▸ **What you will do**
Resume the issue report about the error when injecting an async function, continuing from its final line.

▸ **Selected text**
Open rodfersou opened this issue 3 years ago • 11 comments

Error when inject async function:

/cache/asdf/installs/python/3.8.11/lib/python3.8/unittest/mock.py:1322:
_ _ _ _ _ _ _ _ _ _ _ _ _ _ _ _ _ _ _ _ _ _ _ _ _ _ _ _ _ _ _ _ _ _ _ _ _ _ _ _ _ _ _ _ _ _ _ _ _ _ _ _ _ _ _ _ _ _ _ _ _ _ _ _ _ _ _ _ _ _ _ _ _ _ _ _ _ _ _ _ _ _ _ _ _ _ _ _ _ _ _ _ _ _ _ _ _ _ _ _ _ _ _ _
/cache/asdf/installs/python/3.8.11/lib/python3.8/unittest/mock.py:1304: in decoration_helper
    arg = exit_stack.enter_context(patching)
/cache/asdf/installs/python/3.8.11/lib/python3.8/unittest/mock.py:1477: in __enter__
    new = create_autospec(autospec, spec_set=spec_set,
/cache/asdf/installs/python/3.8.11/lib/python3.8/unittest/mock.py:2607: in create_autospec
    mock = Klass(parent=_parent, _new_parent=_parent, _new_name=_new_name,
/cache/asdf/installs/python/3.8.11/lib/python3.8/unittest/mock.py:2006: in __init__
    _safe_super(MagicMixin, self).__init__(*args, **kw)
/cache/asdf/installs/python/3.8.11/lib/python3.8/unittest/mock.py:444: in __init__
    self._mock_add_spec(spec, spec_set, _spec_as_instance, _eat_self)
/cache/asdf/installs/python/3.8.11/lib/python3.8/unittest/mock.py:499: in _mock_add_spec
    if asyncio.iscoroutinefunction(getattr(spec, attr, None)):
/cache/asdf/installs/python/3.8.11/lib/python3.8/asyncio/coroutines.py:167: in iscoroutinefunction
    getattr(func, '_is_coroutine', None) is _is_coroutine)
_ _ _ _ _ _ _ _ _ _ _ _ _ _ _ _ _ _ _ _ _ _ _ _ _ _ _ _ _ _ _ _ _ _ _ _ _ _ _ _ _ _ _ _ _ _ _ _ _ _ _ _ _ _ _ _ _ _ _ _ _ _ _ _ _ _ _ _ _ _ _ _ _ _ _ _ _ _ _ _ _ _ _ _ _ _ _ _ _ _ _ _ _ _ _ _ _ _ _ _ _ _ _ _

self = <lagom.markers.Injectable object at 0xffffb8796610>, item = '_is_coroutine'

    def __getattr__(self, item: str):
        """
        injectable should never have it's attributes referenced or a method call.
        This normally indicates that the default injectable value hasn't been
        handled by lagom - which is likely a function missing a bind decorator.
        """
        # Ignore dunder methods as it's likely some decorator magic and
        # it doesn't really help to raise an exception then.
        if item.startswith("__") and item.endswith("__"):
            return None
>       raise InjectableNotResolved(
            f"Cannot get {item} on injectable. Make sure the function was bound to a container instance"
        )

▸ **Material provided**

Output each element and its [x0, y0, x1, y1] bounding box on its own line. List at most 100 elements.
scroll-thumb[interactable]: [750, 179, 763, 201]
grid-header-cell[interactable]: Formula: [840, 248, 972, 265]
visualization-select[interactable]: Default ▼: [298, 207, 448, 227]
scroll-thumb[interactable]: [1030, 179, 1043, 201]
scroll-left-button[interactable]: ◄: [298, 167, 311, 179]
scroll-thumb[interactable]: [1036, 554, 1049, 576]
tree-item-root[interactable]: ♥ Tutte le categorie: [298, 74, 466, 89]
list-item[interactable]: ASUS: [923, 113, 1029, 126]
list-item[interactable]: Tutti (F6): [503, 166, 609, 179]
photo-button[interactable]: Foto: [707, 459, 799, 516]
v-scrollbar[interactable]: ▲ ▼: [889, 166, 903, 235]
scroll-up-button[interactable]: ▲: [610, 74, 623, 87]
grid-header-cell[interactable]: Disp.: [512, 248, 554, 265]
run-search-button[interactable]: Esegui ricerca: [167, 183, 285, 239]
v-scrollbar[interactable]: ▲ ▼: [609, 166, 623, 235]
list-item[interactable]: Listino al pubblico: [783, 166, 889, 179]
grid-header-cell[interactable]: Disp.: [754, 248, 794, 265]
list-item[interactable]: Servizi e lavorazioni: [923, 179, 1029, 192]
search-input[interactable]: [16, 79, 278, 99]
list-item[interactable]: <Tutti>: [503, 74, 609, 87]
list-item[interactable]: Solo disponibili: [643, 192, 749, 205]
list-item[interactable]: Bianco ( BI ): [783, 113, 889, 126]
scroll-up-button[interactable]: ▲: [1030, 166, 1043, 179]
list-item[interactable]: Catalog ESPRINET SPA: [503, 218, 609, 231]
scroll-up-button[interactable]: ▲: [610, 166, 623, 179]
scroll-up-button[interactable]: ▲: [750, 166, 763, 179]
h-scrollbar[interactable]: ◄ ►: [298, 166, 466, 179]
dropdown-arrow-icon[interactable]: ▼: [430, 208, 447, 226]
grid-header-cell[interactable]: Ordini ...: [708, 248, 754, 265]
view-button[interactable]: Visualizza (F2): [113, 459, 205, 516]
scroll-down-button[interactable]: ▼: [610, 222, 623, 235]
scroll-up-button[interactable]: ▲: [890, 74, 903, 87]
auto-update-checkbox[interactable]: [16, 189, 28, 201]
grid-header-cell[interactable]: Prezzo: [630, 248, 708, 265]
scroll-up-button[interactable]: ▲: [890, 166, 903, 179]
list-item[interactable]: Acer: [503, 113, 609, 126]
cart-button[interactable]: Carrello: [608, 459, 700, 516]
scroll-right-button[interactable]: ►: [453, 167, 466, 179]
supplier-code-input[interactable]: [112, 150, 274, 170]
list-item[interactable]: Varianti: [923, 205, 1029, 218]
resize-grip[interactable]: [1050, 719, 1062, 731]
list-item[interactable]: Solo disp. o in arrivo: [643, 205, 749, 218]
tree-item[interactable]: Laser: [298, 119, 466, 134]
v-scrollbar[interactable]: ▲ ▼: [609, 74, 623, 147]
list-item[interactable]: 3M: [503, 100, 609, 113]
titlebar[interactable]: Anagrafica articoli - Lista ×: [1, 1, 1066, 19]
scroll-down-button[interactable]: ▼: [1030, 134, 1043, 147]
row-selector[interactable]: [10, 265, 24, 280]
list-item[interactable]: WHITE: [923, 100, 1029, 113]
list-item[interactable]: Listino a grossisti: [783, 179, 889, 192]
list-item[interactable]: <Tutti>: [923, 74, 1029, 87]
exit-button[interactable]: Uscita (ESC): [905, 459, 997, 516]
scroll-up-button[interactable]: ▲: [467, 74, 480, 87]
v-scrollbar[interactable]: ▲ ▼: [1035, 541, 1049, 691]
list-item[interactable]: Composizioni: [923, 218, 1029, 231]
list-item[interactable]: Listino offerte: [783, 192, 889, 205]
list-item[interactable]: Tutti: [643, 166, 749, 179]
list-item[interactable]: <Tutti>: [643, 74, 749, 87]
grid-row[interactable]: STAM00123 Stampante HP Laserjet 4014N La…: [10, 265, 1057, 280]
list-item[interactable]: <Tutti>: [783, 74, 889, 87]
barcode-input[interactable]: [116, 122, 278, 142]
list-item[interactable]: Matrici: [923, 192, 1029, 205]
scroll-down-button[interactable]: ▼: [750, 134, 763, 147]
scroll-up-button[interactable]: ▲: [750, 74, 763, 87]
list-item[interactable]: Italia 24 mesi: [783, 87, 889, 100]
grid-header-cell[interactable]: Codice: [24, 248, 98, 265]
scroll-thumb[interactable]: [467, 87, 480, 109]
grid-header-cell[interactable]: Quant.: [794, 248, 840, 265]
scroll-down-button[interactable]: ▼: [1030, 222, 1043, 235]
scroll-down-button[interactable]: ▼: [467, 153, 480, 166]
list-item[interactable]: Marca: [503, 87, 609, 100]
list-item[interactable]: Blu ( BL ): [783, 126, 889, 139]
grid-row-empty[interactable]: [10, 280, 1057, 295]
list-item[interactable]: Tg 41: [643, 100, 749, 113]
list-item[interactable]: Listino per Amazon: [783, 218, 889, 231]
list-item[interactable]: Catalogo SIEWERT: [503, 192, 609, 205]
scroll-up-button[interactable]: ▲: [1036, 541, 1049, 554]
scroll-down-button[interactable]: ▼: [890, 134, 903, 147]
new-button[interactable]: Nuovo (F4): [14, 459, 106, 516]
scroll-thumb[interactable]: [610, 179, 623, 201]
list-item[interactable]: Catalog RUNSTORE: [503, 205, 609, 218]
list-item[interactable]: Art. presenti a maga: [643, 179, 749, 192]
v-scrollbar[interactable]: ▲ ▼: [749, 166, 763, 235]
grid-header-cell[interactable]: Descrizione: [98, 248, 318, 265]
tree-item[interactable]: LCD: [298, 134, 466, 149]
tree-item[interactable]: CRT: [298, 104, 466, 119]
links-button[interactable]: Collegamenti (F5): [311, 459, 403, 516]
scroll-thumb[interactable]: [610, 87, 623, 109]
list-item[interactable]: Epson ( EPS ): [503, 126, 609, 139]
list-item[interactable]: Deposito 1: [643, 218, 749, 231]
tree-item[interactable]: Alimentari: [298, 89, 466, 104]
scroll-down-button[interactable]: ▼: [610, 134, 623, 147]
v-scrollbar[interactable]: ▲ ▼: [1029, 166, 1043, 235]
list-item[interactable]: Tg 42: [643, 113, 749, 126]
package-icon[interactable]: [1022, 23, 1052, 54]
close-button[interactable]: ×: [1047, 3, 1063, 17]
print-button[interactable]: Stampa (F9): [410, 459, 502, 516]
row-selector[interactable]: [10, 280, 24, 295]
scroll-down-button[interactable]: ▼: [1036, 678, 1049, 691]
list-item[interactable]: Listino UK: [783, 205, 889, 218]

▸ **Task answer**
E       lagom.exceptions.InjectableNotResolved: Cannot get _is_coroutine on injectable. Make sure the function was bound to a container instance

.venv/lib/python3.8/site-packages/lagom/markers.py:46: InjectableNotResolved

rodfersou avatar Dec 14 '21 09:12 rodfersou

@rodfersou interesting. Have you got some sample code I could use to replicate this?

meadsteve avatar Dec 14 '21 09:12 meadsteve

it's ~~really breaking:~~

import asyncio
from abc import ABC

from lagom import bind_to_container, Container, dependency_definition, injectable
from lagom.environment import Env

## Assume we have a Thing with a slightly different class in dev
## or maybe just in a different deployment


class Thing(ABC):
    async def run(self):
        ...


class ProdVersionOfThing(Thing):
    def __init__(self, config):
        self.config = config

    def run(self):
        print(f"PROD: {self.config}")


class DevVersionOfThing(Thing):
    def run(self):
        print("DEV THING")


## Lagom provides an env class to represent a logical
## grouping of environment variables


class ThingEnvironment(Env):
    # This maps to an environment variable THING_CONN
    thing_conn: str


## We define a dependency_definition function for
## our Thing which fetches the env from the container
## automatically loading the env variable.
## Note: if the env variable is unset an error will be raised
container = Container()


@dependency_definition(container, singleton=True)
def _thing_loader(c: Container) -> Thing:
    connection_string = c[ThingEnvironment].thing_conn
    if connection_string.startswith("dev://"):
        return DevVersionOfThing()
    return ProdVersionOfThing(connection_string)


@bind_to_container(container)
async def main(thing: Thing = injectable):
    thing.run()


if __name__ == "__main__":
    loop = asyncio.get_event_loop()
    loop.run_until_complete(main())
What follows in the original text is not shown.